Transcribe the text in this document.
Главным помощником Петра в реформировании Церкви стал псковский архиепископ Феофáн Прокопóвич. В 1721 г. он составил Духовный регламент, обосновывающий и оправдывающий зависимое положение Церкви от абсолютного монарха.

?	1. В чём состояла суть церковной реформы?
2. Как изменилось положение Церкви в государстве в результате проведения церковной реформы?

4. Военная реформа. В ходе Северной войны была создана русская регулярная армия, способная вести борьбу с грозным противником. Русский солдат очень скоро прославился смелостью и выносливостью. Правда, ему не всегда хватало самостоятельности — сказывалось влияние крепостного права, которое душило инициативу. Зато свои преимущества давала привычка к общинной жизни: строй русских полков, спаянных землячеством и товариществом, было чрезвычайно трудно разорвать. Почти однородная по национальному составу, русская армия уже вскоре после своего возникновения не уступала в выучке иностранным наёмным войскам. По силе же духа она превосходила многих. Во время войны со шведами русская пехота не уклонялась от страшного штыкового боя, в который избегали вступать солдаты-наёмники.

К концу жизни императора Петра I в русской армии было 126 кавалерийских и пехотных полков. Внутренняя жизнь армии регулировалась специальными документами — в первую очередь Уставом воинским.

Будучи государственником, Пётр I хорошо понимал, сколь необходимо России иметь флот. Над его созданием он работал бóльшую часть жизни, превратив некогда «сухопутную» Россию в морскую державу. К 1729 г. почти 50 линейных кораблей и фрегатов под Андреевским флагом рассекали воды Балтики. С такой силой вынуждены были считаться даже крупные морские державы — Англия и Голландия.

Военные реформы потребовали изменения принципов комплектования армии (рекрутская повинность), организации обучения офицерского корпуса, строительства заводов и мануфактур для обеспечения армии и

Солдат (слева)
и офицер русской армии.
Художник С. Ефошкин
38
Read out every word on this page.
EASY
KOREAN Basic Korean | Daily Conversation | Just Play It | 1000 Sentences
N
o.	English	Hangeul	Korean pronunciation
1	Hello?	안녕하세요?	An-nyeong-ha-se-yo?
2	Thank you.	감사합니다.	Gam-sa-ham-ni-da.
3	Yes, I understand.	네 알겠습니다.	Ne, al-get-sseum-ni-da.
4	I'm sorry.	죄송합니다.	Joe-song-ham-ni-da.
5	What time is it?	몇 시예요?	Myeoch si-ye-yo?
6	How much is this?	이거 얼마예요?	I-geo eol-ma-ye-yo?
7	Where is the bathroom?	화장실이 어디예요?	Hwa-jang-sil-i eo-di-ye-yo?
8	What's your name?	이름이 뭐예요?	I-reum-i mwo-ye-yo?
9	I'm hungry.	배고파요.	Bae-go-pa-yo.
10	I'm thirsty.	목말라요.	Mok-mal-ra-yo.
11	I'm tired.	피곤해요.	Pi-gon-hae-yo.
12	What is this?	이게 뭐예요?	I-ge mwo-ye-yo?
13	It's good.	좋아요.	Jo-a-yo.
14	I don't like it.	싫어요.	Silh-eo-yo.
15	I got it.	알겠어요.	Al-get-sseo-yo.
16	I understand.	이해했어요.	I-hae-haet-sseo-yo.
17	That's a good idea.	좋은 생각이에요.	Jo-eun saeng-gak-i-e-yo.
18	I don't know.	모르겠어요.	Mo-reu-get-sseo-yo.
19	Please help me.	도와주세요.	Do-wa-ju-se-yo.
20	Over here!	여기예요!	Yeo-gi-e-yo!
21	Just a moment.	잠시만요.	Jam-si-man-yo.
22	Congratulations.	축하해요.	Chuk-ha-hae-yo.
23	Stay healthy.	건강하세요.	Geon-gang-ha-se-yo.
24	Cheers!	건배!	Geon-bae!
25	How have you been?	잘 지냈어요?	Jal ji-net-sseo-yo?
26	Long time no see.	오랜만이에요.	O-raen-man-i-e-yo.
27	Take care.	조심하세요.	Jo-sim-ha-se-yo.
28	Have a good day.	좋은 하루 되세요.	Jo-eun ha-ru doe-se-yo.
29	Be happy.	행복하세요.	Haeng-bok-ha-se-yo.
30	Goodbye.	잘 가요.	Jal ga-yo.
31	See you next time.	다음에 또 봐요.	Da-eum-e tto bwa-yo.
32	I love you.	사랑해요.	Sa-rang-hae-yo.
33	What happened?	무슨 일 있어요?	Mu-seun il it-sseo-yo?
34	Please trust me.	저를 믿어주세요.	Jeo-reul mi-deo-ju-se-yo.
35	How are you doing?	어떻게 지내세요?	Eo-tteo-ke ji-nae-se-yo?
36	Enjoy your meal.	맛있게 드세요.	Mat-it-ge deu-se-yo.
== == ==
### EXERCISE GOAL
Transcribe the full listing above without leaving anything out.

### ANSWER IN FULL
Transcribe the text in this document.
Главным помощником Петра в реформировании Церкви стал псковский архиепископ Феофáн Прокопóвич. В 1721 г. он составил Духовный регламент, обосновывающий и оправдывающий зависимое положение Церкви от абсолютного монарха.

?	1. В чём состояла суть церковной реформы?
2. Как изменилось положение Церкви в государстве в результате проведения церковной реформы?

4. Военная реформа. В ходе Северной войны была создана русская регулярная армия, способная вести борьбу с грозным противником. Русский солдат очень скоро прославился смелостью и выносливостью. Правда, ему не всегда хватало самостоятельности — сказывалось влияние крепостного права, которое душило инициативу. Зато свои преимущества давала привычка к общинной жизни: строй русских полков, спаянных землячеством и товариществом, было чрезвычайно трудно разорвать. Почти однородная по национальному составу, русская армия уже вскоре после своего возникновения не уступала в выучке иностранным наёмным войскам. По силе же духа она превосходила многих. Во время войны со шведами русская пехота не уклонялась от страшного штыкового боя, в который избегали вступать солдаты-наёмники.

К концу жизни императора Петра I в русской армии было 126 кавалерийских и пехотных полков. Внутренняя жизнь армии регулировалась специальными документами — в первую очередь Уставом воинским.

Будучи государственником, Пётр I хорошо понимал, сколь необходимо России иметь флот. Над его созданием он работал бóльшую часть жизни, превратив некогда «сухопутную» Россию в морскую державу. К 1729 г. почти 50 линейных кораблей и фрегатов под Андреевским флагом рассекали воды Балтики. С такой силой вынуждены были считаться даже крупные морские державы — Англия и Голландия.

Военные реформы потребовали изменения принципов комплектования армии (рекрутская повинность), организации обучения офицерского корпуса, строительства заводов и мануфактур для обеспечения армии и

Солдат (слева)
и офицер русской армии.
Художник С. Ефошкин
38
Read out every word on this page.
EASY
KOREAN Basic Korean | Daily Conversation | Just Play It | 1000 Sentences
N
o.	English	Hangeul	Korean pronunciation
1	Hello?	안녕하세요?	An-nyeong-ha-se-yo?
2	Thank you.	감사합니다.	Gam-sa-ham-ni-da.
3	Yes, I understand.	네 알겠습니다.	Ne, al-get-sseum-ni-da.
4	I'm sorry.	죄송합니다.	Joe-song-ham-ni-da.
5	What time is it?	몇 시예요?	Myeoch si-ye-yo?
6	How much is this?	이거 얼마예요?	I-geo eol-ma-ye-yo?
7	Where is the bathroom?	화장실이 어디예요?	Hwa-jang-sil-i eo-di-ye-yo?
8	What's your name?	이름이 뭐예요?	I-reum-i mwo-ye-yo?
9	I'm hungry.	배고파요.	Bae-go-pa-yo.
10	I'm thirsty.	목말라요.	Mok-mal-ra-yo.
11	I'm tired.	피곤해요.	Pi-gon-hae-yo.
12	What is this?	이게 뭐예요?	I-ge mwo-ye-yo?
13	It's good.	좋아요.	Jo-a-yo.
14	I don't like it.	싫어요.	Silh-eo-yo.
15	I got it.	알겠어요.	Al-get-sseo-yo.
16	I understand.	이해했어요.	I-hae-haet-sseo-yo.
17	That's a good idea.	좋은 생각이에요.	Jo-eun saeng-gak-i-e-yo.
18	I don't know.	모르겠어요.	Mo-reu-get-sseo-yo.
19	Please help me.	도와주세요.	Do-wa-ju-se-yo.
20	Over here!	여기예요!	Yeo-gi-e-yo!
21	Just a moment.	잠시만요.	Jam-si-man-yo.
22	Congratulations.	축하해요.	Chuk-ha-hae-yo.
23	Stay healthy.	건강하세요.	Geon-gang-ha-se-yo.
24	Cheers!	건배!	Geon-bae!
25	How have you been?	잘 지냈어요?	Jal ji-net-sseo-yo?
26	Long time no see.	오랜만이에요.	O-raen-man-i-e-yo.
27	Take care.	조심하세요.	Jo-sim-ha-se-yo.
28	Have a good day.	좋은 하루 되세요.	Jo-eun ha-ru doe-se-yo.
29	Be happy.	행복하세요.	Haeng-bok-ha-se-yo.
30	Goodbye.	잘 가요.	Jal ga-yo.
31	See you next time.	다음에 또 봐요.	Da-eum-e tto bwa-yo.
32	I love you.	사랑해요.	Sa-rang-hae-yo.
33	What happened?	무슨 일 있어요?	Mu-seun il it-sseo-yo?
34	Please trust me.	저를 믿어주세요.	Jeo-reul mi-deo-ju-se-yo.
35	How are you doing?	어떻게 지내세요?	Eo-tteo-ke ji-nae-se-yo?
36	Enjoy your meal.	맛있게 드세요.	Mat-it-ge deu-se-yo.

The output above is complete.